-- Start --
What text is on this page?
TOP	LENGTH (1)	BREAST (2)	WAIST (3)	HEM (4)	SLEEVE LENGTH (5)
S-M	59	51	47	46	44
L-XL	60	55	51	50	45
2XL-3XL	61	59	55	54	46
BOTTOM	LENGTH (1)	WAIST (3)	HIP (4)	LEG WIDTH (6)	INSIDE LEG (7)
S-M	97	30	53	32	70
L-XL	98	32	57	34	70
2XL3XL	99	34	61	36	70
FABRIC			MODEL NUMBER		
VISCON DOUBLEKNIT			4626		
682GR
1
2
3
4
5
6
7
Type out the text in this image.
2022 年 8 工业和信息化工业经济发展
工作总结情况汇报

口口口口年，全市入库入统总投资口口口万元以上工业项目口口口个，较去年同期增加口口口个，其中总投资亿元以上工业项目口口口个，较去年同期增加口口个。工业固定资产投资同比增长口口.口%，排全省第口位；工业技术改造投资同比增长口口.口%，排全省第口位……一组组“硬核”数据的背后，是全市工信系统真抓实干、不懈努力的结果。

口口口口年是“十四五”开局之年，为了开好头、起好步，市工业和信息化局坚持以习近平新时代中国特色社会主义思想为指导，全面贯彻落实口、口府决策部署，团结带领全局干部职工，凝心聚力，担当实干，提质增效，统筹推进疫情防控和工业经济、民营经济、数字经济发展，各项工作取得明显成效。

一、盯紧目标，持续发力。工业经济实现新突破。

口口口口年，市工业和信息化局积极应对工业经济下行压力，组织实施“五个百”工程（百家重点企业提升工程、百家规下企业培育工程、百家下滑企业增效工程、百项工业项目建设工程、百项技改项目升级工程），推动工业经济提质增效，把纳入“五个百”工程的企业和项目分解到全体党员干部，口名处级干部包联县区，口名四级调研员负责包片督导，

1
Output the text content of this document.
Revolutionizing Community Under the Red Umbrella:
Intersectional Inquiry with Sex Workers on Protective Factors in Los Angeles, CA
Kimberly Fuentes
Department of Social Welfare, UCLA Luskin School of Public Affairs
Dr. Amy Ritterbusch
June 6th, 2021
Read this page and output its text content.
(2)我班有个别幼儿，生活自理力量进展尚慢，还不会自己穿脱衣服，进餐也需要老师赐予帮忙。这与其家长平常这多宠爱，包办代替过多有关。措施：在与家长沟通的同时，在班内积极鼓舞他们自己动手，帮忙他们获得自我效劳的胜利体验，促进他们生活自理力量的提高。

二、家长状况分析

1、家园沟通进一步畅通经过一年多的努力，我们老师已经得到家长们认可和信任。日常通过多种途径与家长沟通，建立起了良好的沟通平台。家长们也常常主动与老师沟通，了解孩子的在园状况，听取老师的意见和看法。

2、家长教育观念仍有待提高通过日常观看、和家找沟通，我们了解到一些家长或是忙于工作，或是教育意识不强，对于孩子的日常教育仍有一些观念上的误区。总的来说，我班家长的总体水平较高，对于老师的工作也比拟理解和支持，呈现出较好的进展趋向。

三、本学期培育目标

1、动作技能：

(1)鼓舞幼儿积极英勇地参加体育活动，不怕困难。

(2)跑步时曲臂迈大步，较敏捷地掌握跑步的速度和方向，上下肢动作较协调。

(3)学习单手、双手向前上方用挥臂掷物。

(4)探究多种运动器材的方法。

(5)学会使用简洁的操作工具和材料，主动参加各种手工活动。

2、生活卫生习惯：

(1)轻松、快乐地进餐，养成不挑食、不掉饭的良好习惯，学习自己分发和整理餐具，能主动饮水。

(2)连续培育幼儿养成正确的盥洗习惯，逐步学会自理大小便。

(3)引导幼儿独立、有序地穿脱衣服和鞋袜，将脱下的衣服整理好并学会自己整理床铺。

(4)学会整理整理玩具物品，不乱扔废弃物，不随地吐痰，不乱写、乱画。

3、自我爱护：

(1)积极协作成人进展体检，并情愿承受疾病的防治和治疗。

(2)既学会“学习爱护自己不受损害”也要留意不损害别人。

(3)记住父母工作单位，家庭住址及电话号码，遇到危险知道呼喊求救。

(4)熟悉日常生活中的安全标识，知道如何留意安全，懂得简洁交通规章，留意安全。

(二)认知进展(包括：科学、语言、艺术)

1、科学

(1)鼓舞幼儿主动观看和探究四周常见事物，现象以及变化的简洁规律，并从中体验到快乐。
-- End --
■ Exercise description: State the number of lines in these entries that include the string "content". Provide nothing beyond that number.

■ Solution to this exercise: 2